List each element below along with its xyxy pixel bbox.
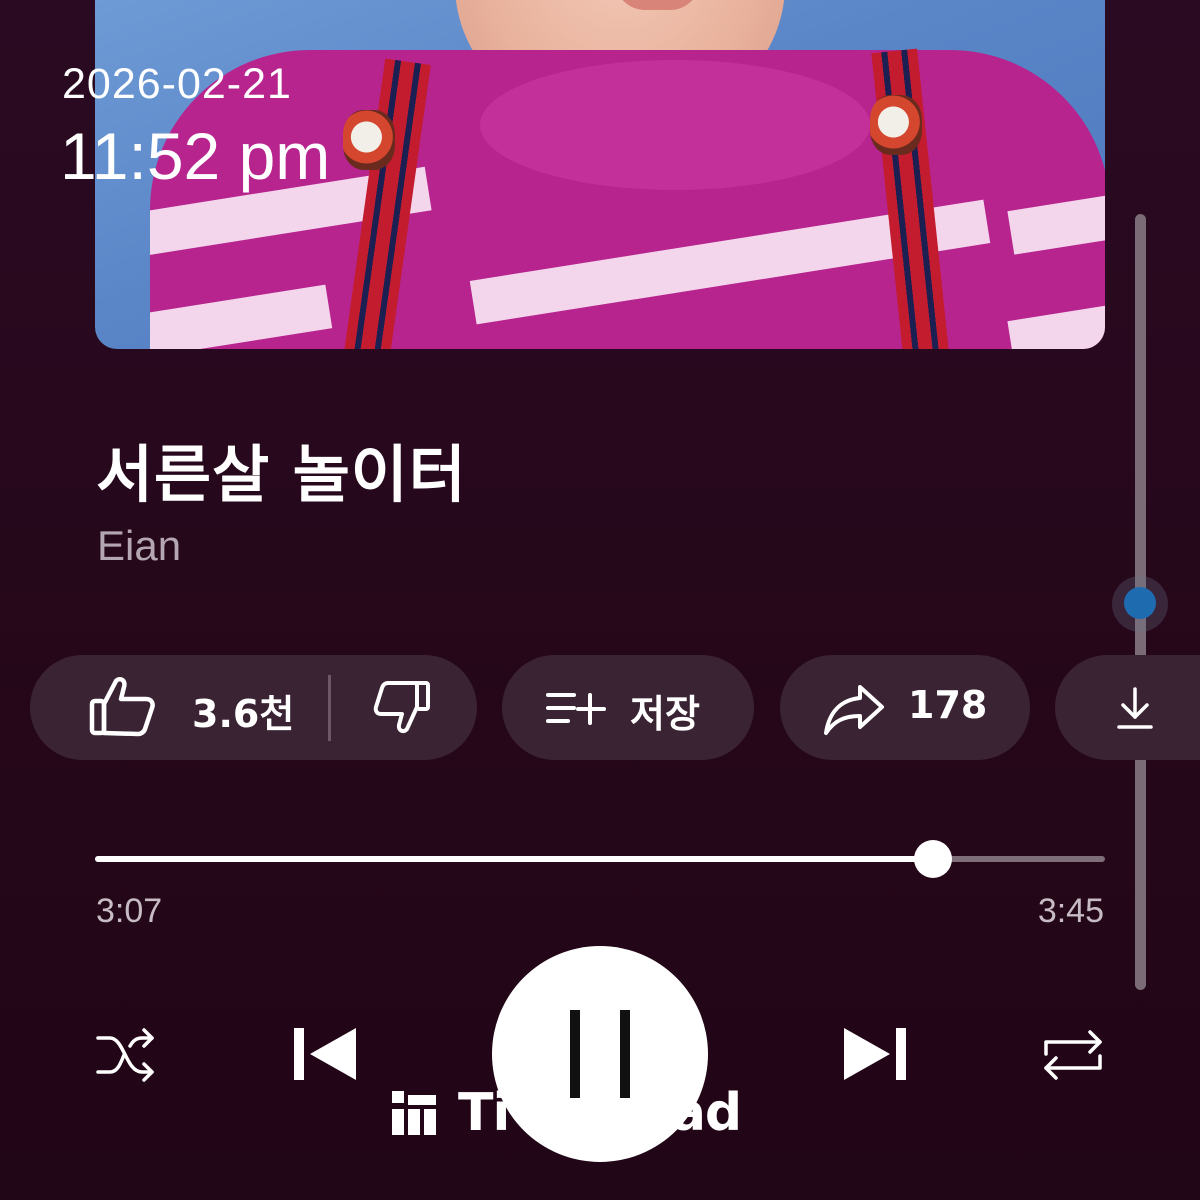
save-button[interactable]: 저장 — [502, 655, 754, 760]
thumbs-up-icon[interactable] — [88, 673, 156, 741]
total-duration: 3:45 — [1037, 892, 1104, 930]
scrollbar-thumb[interactable] — [1124, 587, 1156, 619]
artist-name[interactable]: Eian — [97, 522, 181, 570]
share-button[interactable]: 178 — [780, 655, 1030, 760]
like-dislike-chip: 3.6천 — [30, 655, 477, 760]
album-art-stripe — [1007, 189, 1105, 255]
album-art-shirt — [150, 50, 1105, 349]
progress-knob[interactable] — [914, 840, 953, 878]
thumbs-down-icon[interactable] — [373, 679, 431, 737]
pause-icon — [568, 1010, 632, 1098]
like-count[interactable]: 3.6천 — [192, 683, 294, 738]
like-dislike-divider — [328, 675, 331, 741]
progress-bar[interactable] — [95, 840, 1105, 878]
pause-button[interactable] — [492, 946, 708, 1162]
threads-logo-icon — [390, 1089, 438, 1137]
save-label: 저장 — [630, 692, 700, 736]
download-button[interactable] — [1055, 655, 1200, 760]
share-arrow-icon — [822, 683, 886, 737]
album-art-stripe — [150, 284, 333, 349]
download-icon — [1115, 685, 1155, 733]
progress-fill — [95, 856, 934, 862]
playlist-add-icon — [544, 689, 608, 729]
song-title: 서른살 놀이터 — [96, 438, 467, 511]
album-art-pin-right — [870, 95, 922, 155]
skip-previous-icon[interactable] — [292, 1024, 360, 1084]
album-art-stripe — [1007, 299, 1105, 349]
shuffle-icon[interactable] — [94, 1026, 158, 1084]
music-player-screen: 2026-02-21 11:52 pm 서른살 놀이터 Eian 3.6천 저장… — [0, 0, 1200, 1200]
skip-next-icon[interactable] — [840, 1024, 908, 1084]
album-art-collar — [480, 60, 870, 190]
repeat-icon[interactable] — [1040, 1026, 1106, 1084]
album-art-pin-left — [343, 110, 395, 170]
overlay-date: 2026-02-21 — [62, 60, 292, 108]
share-count: 178 — [908, 683, 988, 727]
elapsed-time: 3:07 — [96, 892, 163, 930]
overlay-time: 11:52 pm — [60, 119, 331, 193]
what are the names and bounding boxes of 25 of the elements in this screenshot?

::::::::

How many lines in the entries above contain the string "like"? Case counts. Give only the number.

3